> Task inputs
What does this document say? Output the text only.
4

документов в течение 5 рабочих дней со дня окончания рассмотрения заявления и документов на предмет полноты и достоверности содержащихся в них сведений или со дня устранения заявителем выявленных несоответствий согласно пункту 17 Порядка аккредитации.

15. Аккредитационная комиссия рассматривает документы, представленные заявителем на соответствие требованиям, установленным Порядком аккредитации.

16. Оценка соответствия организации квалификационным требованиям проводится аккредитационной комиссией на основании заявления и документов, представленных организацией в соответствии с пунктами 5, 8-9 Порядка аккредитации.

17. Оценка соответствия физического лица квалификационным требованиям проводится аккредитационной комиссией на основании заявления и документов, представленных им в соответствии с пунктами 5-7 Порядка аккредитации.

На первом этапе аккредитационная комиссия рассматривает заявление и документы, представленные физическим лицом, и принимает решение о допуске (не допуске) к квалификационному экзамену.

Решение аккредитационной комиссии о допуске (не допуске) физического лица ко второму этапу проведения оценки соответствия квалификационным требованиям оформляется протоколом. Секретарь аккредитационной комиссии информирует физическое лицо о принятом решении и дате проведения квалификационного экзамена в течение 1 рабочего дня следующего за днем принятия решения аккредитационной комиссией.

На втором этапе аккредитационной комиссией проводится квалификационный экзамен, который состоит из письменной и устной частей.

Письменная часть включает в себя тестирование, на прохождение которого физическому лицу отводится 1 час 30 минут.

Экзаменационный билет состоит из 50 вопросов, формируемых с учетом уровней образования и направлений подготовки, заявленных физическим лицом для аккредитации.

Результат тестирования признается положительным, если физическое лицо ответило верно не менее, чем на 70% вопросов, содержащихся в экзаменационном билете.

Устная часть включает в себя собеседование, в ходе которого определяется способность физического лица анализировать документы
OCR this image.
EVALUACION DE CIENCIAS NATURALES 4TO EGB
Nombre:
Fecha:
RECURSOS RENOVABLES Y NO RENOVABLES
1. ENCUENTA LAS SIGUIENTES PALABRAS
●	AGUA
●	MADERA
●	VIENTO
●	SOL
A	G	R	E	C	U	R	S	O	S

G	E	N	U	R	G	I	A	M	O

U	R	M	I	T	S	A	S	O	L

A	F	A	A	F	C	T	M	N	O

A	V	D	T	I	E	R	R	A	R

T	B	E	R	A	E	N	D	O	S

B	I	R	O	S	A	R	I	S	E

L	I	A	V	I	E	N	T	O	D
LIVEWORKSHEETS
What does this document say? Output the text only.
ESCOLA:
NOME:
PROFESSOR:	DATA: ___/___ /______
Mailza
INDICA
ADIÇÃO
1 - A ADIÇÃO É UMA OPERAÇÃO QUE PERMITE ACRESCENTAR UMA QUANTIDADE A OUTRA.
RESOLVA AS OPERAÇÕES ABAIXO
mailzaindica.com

> Goal
Going through the data, tally the lines containing "пунктами" and report only the result.

> Response to this task
2